## START Material for this exercise

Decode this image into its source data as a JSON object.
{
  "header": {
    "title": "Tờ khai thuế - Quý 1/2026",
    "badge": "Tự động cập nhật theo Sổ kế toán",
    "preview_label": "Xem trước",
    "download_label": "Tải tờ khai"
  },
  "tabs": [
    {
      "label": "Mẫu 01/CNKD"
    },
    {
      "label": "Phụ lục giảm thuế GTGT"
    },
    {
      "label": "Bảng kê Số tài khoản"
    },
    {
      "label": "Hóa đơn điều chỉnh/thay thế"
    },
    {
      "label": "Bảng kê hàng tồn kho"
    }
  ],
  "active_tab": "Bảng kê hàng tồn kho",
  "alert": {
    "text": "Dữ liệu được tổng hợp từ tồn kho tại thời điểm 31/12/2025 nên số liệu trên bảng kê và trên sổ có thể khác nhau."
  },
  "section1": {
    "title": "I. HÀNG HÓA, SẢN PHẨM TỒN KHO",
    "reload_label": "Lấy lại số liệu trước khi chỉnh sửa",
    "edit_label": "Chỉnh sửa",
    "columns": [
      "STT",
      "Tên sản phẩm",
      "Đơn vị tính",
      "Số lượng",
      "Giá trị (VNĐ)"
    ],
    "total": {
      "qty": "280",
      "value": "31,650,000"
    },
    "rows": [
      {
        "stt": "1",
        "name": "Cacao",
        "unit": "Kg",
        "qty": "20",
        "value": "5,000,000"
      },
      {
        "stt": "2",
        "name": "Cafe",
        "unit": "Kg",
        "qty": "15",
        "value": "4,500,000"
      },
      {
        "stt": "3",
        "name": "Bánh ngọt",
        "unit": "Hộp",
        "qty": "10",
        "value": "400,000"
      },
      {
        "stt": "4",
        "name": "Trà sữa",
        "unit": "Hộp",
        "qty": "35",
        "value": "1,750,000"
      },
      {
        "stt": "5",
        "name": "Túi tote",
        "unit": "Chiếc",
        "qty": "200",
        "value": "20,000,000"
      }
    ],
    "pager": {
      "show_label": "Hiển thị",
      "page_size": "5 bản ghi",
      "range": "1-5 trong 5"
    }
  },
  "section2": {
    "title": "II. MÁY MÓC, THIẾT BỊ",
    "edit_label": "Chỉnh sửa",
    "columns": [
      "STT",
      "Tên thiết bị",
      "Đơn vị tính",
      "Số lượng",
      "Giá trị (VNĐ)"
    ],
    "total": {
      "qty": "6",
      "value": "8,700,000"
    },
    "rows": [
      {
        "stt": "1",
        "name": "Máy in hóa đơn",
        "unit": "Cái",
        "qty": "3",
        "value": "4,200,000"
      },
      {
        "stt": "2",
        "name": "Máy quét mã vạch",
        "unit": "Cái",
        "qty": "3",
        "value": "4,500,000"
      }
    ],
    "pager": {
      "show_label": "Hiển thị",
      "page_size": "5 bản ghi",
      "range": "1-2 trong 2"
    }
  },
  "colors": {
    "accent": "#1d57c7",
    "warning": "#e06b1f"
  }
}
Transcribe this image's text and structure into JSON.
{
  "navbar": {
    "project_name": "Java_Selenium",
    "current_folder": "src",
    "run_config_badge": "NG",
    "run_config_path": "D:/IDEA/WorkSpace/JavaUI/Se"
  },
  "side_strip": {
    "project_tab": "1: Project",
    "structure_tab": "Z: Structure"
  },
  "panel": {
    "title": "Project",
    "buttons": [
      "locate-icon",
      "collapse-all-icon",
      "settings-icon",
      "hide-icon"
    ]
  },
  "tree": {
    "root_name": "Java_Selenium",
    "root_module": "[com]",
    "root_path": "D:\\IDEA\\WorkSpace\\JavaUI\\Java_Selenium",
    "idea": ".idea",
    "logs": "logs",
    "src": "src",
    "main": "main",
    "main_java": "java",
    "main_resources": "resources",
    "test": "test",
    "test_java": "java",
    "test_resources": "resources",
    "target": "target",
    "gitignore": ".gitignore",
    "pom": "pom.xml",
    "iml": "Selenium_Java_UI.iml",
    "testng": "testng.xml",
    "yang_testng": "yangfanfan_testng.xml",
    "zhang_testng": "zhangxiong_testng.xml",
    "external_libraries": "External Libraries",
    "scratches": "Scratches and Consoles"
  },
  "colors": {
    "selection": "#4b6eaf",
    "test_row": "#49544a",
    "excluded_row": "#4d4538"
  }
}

## END Material for this exercise

▶ [What you are asked to do] Return only the count of lines in the records that hold the word "into".

▶ [Response] 2